Job: Copy the lines holding the word "depuis", all of them.

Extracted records
- - - -
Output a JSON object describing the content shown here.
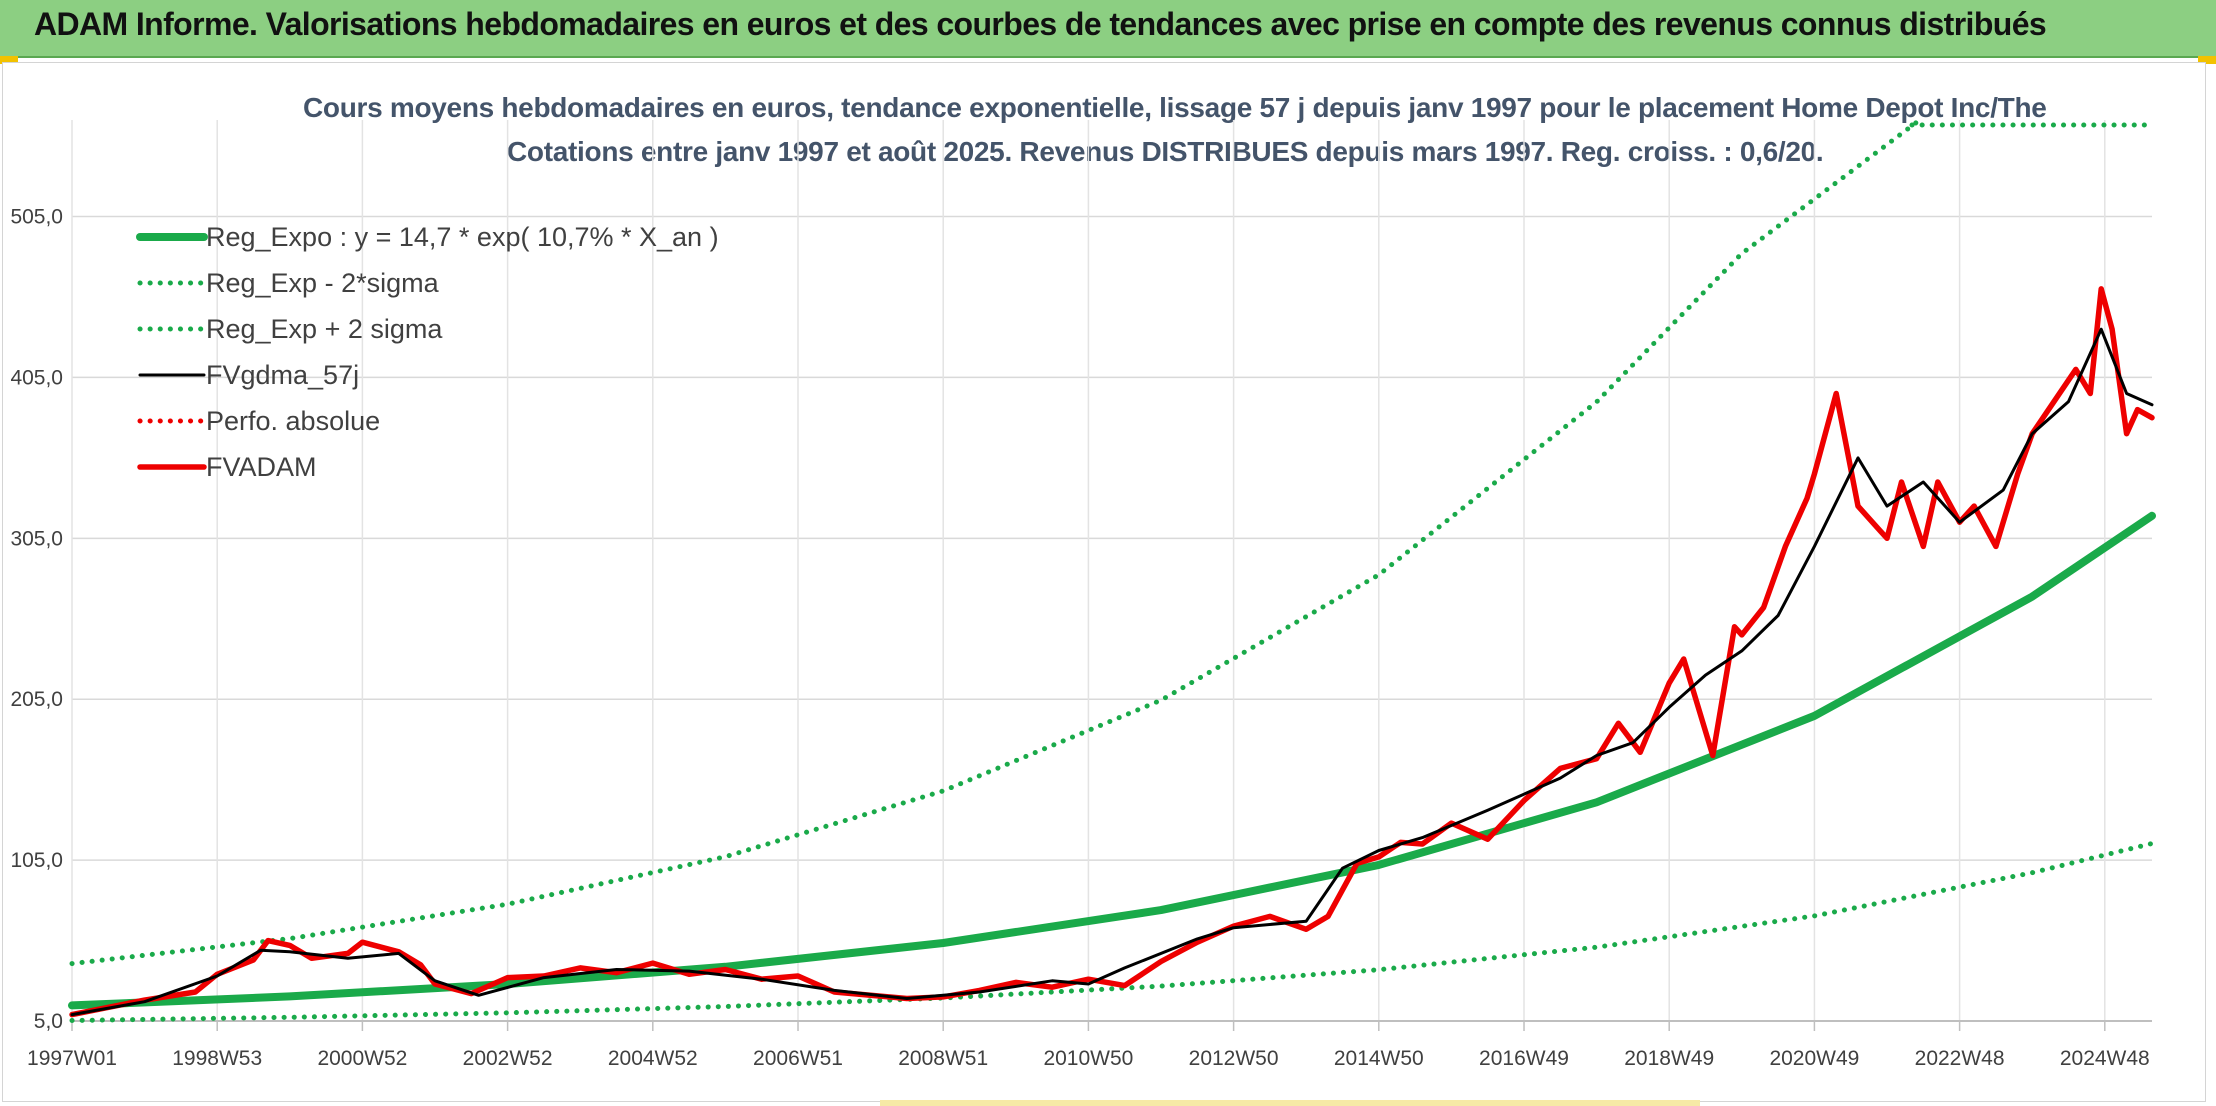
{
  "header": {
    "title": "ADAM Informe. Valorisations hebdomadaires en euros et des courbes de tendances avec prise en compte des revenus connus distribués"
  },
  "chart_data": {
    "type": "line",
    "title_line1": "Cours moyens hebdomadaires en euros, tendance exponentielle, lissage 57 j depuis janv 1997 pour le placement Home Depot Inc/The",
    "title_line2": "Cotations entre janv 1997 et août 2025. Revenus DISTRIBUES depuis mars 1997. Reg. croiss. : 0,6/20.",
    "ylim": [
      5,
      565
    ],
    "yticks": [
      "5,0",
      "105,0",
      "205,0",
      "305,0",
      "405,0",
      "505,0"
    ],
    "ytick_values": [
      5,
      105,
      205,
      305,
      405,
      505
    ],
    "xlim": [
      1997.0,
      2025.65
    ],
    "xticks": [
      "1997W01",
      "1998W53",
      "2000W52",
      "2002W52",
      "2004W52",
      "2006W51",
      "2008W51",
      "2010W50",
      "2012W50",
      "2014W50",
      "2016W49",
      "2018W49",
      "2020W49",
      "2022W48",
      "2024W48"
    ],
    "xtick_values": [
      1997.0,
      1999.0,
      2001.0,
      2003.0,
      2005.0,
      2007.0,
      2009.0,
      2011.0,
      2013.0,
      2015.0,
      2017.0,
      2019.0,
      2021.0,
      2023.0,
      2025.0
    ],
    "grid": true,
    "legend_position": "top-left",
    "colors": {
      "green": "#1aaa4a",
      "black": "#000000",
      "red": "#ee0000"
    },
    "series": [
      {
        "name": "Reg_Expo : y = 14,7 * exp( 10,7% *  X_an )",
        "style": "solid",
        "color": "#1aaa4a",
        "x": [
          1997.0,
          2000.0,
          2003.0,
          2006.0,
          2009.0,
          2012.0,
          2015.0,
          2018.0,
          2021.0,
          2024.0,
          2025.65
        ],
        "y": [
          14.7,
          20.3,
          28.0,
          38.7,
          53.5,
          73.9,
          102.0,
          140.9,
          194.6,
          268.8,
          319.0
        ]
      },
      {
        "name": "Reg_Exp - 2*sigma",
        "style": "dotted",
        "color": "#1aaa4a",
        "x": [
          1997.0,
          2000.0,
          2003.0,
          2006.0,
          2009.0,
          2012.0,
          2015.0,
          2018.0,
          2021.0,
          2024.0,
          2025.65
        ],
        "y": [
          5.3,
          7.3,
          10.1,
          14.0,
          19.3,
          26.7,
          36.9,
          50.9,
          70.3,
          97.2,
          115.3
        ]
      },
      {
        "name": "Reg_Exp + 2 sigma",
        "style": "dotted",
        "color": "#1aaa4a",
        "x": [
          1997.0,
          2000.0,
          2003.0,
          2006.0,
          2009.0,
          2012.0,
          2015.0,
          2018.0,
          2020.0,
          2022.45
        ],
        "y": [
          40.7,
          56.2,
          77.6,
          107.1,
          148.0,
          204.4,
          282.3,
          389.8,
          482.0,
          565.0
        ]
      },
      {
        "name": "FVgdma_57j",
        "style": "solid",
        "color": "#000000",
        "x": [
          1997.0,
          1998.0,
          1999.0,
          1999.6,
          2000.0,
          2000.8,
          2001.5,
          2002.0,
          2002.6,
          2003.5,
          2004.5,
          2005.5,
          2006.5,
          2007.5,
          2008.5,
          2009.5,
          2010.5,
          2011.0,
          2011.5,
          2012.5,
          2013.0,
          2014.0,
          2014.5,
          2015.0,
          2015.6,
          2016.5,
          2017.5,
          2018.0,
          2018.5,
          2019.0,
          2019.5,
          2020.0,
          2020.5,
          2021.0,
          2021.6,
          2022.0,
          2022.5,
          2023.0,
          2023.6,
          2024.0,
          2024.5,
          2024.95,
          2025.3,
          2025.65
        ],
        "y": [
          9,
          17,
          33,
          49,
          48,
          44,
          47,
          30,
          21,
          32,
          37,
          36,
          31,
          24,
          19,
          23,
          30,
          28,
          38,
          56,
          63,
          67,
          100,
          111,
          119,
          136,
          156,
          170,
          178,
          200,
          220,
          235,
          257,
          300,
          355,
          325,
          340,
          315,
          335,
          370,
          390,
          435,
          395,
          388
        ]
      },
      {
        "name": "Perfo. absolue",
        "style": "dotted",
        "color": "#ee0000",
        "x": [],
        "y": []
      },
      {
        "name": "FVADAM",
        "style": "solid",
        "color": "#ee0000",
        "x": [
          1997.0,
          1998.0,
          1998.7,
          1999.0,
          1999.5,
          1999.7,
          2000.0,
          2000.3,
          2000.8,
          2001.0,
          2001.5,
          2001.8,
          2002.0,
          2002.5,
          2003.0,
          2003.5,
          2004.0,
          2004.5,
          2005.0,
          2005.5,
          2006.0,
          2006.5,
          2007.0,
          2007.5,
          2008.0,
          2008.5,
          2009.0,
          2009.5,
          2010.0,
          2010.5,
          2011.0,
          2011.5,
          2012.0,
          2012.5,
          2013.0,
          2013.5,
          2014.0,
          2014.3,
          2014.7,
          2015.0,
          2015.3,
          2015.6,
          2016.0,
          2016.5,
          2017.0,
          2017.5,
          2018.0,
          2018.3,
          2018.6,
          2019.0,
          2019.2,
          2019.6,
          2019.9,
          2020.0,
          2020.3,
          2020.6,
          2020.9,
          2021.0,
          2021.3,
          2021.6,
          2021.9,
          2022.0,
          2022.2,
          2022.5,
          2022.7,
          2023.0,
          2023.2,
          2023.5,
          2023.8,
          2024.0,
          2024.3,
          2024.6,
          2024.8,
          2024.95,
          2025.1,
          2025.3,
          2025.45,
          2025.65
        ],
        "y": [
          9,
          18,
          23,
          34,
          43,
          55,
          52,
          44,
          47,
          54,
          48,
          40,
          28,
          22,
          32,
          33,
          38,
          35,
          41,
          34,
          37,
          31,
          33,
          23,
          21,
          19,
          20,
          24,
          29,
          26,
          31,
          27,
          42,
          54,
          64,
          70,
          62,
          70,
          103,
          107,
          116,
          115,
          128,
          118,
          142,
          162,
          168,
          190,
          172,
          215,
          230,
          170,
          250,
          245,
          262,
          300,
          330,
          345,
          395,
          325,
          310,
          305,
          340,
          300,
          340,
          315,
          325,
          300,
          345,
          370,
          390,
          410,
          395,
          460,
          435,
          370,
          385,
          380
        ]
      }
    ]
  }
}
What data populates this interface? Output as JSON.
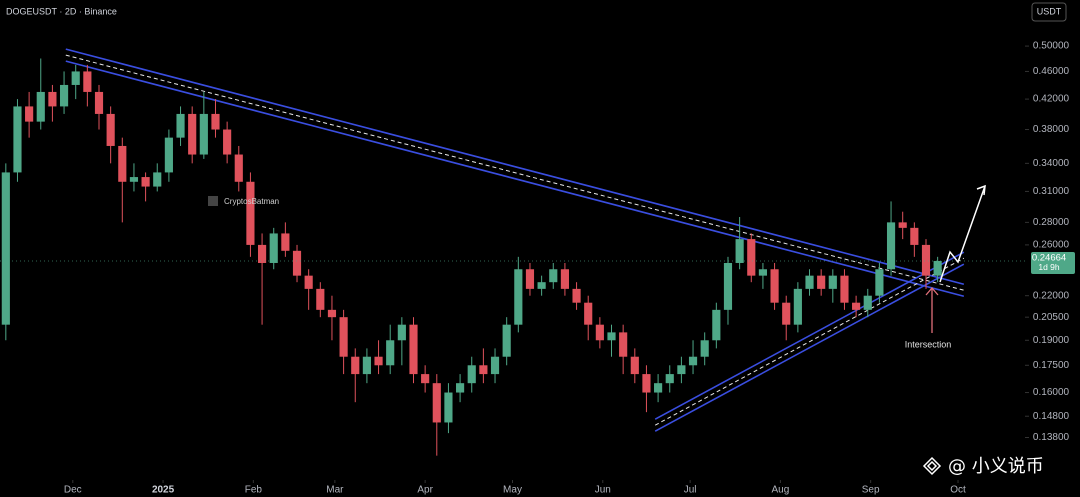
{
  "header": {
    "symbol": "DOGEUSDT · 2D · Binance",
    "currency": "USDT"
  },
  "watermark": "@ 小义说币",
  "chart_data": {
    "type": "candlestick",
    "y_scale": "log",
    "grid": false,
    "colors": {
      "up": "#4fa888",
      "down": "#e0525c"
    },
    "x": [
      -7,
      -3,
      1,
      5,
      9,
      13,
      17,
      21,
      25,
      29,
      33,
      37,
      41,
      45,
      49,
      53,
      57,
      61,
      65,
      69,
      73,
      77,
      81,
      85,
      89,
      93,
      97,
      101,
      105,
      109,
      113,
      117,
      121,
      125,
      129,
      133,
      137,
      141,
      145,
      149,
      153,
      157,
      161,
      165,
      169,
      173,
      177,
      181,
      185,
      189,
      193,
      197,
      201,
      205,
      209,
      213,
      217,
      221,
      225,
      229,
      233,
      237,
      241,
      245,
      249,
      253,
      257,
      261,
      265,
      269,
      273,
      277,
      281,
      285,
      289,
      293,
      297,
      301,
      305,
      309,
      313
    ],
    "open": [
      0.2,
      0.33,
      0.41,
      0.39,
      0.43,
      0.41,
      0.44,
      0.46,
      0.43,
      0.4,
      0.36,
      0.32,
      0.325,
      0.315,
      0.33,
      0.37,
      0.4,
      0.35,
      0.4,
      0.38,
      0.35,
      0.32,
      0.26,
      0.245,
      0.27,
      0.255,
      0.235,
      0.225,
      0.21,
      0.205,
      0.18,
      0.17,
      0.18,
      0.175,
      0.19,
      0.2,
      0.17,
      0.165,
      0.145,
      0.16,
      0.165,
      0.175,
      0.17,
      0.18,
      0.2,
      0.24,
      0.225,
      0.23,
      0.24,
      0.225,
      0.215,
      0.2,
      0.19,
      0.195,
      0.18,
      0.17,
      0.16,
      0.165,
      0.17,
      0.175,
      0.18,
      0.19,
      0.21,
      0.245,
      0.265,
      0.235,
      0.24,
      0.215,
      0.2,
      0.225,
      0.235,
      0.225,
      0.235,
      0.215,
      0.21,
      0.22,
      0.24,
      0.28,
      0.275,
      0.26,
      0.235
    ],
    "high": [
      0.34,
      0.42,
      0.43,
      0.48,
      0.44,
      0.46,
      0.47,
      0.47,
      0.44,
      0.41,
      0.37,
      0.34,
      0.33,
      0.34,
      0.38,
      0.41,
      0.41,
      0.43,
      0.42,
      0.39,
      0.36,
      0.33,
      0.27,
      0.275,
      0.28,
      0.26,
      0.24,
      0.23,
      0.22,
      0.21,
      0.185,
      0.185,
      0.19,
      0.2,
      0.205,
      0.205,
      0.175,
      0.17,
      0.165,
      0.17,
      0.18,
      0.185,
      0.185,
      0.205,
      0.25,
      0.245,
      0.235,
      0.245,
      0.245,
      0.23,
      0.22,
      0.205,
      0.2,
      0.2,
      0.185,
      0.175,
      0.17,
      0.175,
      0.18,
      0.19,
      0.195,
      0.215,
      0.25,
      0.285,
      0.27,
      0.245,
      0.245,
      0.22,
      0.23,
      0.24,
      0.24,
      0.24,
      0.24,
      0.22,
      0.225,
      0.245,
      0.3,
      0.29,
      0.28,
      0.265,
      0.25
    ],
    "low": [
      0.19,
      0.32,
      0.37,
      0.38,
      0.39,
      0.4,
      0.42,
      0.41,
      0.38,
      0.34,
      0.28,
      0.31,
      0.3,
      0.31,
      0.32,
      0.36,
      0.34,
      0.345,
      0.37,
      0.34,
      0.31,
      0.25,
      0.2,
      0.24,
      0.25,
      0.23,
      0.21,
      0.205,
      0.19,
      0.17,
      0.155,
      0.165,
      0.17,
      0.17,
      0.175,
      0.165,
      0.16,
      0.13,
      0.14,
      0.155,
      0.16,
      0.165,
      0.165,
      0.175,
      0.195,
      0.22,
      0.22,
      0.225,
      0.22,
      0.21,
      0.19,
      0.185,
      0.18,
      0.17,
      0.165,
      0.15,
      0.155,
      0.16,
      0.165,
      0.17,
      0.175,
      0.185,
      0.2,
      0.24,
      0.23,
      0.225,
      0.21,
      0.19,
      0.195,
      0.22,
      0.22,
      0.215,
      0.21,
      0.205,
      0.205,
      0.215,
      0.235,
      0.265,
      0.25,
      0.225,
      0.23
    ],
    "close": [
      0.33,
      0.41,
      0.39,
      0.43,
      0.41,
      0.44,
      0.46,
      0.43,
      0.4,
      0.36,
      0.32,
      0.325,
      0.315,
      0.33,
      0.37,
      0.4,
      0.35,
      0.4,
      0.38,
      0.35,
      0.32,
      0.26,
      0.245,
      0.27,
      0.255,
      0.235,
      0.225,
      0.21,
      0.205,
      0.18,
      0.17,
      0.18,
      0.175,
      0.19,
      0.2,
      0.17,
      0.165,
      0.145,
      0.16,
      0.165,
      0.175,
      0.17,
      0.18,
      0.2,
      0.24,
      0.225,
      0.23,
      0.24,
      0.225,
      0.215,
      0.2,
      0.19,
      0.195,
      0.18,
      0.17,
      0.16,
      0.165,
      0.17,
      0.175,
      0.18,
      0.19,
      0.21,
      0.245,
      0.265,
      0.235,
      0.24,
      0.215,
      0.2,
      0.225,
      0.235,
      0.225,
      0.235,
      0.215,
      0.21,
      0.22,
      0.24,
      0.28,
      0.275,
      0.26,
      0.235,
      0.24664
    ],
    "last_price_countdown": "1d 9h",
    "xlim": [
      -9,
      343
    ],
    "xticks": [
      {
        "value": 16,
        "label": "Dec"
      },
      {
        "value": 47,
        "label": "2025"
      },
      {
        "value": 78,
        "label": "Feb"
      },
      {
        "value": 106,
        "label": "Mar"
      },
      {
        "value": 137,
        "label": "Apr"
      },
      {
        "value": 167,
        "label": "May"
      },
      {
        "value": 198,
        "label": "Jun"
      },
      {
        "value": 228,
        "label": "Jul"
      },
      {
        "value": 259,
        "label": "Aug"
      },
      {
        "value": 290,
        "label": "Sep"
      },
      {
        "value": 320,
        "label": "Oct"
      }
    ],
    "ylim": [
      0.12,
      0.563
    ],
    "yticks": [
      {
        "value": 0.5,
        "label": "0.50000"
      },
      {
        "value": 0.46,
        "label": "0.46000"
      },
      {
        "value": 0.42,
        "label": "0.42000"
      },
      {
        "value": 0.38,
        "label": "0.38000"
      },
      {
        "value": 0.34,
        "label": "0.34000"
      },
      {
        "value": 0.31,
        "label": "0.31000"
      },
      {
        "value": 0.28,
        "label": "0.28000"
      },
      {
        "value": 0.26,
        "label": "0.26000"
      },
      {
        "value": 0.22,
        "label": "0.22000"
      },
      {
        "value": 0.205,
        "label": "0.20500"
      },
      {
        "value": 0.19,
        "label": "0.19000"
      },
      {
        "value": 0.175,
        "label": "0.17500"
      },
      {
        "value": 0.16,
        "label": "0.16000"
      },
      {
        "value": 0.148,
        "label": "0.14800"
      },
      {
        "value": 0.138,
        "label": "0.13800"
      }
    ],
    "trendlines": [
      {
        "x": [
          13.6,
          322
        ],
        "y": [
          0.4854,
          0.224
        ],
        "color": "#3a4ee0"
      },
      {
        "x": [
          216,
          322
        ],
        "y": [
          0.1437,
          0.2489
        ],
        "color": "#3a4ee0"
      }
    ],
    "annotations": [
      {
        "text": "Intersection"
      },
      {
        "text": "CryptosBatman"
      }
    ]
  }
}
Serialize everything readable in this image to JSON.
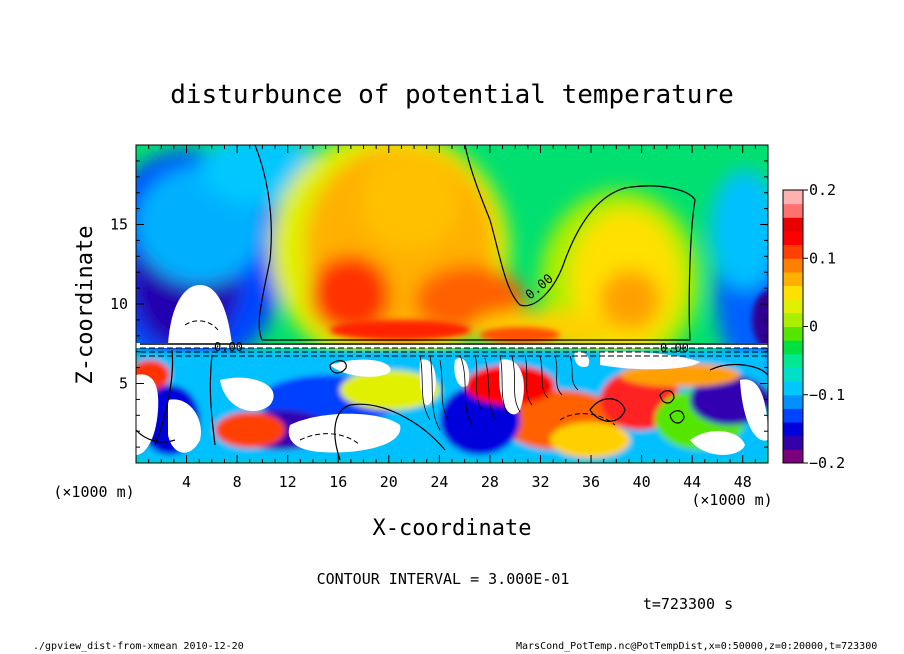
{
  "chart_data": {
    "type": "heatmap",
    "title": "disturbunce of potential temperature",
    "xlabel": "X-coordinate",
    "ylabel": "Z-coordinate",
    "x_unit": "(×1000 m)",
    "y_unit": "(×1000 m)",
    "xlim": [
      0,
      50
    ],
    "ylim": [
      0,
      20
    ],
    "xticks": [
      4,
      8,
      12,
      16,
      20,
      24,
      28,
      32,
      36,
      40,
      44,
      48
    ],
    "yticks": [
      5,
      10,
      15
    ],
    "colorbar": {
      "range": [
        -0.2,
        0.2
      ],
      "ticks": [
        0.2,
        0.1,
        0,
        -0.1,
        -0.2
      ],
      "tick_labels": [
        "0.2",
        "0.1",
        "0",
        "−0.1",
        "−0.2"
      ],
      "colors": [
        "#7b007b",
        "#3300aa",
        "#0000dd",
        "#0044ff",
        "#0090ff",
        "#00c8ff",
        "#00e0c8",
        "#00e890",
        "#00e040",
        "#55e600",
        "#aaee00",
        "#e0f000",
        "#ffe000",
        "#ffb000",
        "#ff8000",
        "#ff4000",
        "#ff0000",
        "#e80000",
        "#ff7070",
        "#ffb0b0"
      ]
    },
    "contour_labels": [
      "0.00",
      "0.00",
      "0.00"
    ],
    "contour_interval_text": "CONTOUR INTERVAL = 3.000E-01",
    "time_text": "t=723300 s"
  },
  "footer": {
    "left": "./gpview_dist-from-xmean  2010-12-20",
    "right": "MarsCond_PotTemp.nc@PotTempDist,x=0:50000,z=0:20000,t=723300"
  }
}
- - - -
Output below:
    "title_line1": "Cours moyens hebdomadaires en euros, tendance exponentielle, lissage 57 j depuis janv 1997 pour le placement Home Depot Inc/The",
    "title_line2": "Cotations entre janv 1997 et août 2025. Revenus DISTRIBUES depuis mars 1997. Reg. croiss. : 0,6/20.",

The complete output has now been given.